Dataset excerpts:
--------------------------------------------------
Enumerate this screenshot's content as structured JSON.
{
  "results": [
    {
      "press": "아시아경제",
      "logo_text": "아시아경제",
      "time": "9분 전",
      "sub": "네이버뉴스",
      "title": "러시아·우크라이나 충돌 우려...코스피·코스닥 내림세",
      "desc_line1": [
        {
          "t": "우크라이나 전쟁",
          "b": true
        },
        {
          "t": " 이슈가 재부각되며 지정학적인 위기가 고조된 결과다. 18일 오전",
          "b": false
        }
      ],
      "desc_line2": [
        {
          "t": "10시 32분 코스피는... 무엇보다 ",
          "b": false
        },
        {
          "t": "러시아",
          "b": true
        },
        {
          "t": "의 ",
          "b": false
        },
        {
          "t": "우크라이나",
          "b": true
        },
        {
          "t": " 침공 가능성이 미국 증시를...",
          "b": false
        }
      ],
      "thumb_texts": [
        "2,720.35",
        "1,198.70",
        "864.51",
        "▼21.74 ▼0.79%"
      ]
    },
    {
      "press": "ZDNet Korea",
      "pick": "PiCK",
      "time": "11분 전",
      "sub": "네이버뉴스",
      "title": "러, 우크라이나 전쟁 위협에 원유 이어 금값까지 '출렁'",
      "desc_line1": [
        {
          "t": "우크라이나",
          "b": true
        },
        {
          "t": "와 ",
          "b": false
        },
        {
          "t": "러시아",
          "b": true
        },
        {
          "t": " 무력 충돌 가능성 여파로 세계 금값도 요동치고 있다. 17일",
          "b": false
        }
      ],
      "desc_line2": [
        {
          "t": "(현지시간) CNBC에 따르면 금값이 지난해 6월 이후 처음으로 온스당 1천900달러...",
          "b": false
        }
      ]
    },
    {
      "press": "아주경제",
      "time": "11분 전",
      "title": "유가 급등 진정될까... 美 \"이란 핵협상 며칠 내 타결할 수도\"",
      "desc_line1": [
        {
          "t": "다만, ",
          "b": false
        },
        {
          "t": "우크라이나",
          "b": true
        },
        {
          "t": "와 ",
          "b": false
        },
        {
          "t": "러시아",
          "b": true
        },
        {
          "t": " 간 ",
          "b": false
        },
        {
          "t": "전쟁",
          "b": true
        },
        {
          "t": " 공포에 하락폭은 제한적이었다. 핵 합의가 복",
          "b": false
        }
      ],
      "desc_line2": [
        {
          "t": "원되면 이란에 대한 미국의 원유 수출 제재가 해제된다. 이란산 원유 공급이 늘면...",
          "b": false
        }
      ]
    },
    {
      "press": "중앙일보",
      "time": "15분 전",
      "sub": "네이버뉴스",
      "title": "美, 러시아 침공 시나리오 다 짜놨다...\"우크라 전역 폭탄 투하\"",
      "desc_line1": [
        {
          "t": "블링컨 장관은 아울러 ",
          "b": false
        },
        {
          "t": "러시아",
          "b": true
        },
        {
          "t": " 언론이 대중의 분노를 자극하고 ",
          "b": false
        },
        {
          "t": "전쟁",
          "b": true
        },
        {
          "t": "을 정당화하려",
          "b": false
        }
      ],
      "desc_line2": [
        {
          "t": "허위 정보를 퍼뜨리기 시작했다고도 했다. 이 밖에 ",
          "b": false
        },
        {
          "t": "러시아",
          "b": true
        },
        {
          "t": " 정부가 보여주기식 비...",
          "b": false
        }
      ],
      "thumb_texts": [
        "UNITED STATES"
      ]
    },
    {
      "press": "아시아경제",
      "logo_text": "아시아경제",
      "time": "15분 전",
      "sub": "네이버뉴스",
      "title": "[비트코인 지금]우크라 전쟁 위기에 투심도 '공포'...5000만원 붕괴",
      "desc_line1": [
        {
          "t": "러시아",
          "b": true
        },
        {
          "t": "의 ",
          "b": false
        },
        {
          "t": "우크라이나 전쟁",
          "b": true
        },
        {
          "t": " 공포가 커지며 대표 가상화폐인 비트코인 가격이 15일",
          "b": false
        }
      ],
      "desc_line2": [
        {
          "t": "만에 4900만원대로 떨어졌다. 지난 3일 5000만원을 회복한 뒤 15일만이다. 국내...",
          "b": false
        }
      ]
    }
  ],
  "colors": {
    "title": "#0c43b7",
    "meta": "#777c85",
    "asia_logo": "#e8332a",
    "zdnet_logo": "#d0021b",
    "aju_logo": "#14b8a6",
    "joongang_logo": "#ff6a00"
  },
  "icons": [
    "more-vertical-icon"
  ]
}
--------------------------------------------------
▸ PROBLEM TO SOLVE
Locate all lines holding the word "press", then copy them out.

▸ WORKED SOLUTION
      "press": "아시아경제",
      "press": "ZDNet Korea",
      "press": "아주경제",
      "press": "중앙일보",
      "press": "아시아경제",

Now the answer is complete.